→ **Some records**
——
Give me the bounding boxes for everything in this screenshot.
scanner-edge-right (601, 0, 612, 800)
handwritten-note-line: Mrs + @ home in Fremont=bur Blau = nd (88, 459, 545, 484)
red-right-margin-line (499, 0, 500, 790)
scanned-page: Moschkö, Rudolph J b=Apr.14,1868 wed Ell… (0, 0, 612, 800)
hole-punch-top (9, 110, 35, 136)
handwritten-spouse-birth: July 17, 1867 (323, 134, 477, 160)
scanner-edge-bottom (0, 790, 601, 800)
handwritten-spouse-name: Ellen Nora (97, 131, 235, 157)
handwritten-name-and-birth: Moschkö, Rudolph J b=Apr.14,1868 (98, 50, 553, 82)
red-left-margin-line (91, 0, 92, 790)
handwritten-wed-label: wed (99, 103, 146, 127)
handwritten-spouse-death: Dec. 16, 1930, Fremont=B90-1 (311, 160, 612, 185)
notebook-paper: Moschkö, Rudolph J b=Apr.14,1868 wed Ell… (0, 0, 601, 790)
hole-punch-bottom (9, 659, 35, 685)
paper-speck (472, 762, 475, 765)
——
→ **GIVEN INSTRUCTION**
Extract each line of the data above and copy it out unchanged, character for character.

→ **CORRECT OUTPUT**
Give me the bounding boxes for everything in this screenshot.
scanner-edge-right (601, 0, 612, 800)
handwritten-note-line: Mrs + @ home in Fremont=bur Blau = nd (88, 459, 545, 484)
red-right-margin-line (499, 0, 500, 790)
scanned-page: Moschkö, Rudolph J b=Apr.14,1868 wed Ell… (0, 0, 612, 800)
hole-punch-top (9, 110, 35, 136)
handwritten-spouse-birth: July 17, 1867 (323, 134, 477, 160)
scanner-edge-bottom (0, 790, 601, 800)
handwritten-spouse-name: Ellen Nora (97, 131, 235, 157)
handwritten-name-and-birth: Moschkö, Rudolph J b=Apr.14,1868 (98, 50, 553, 82)
red-left-margin-line (91, 0, 92, 790)
handwritten-wed-label: wed (99, 103, 146, 127)
handwritten-spouse-death: Dec. 16, 1930, Fremont=B90-1 (311, 160, 612, 185)
notebook-paper: Moschkö, Rudolph J b=Apr.14,1868 wed Ell… (0, 0, 601, 790)
hole-punch-bottom (9, 659, 35, 685)
paper-speck (472, 762, 475, 765)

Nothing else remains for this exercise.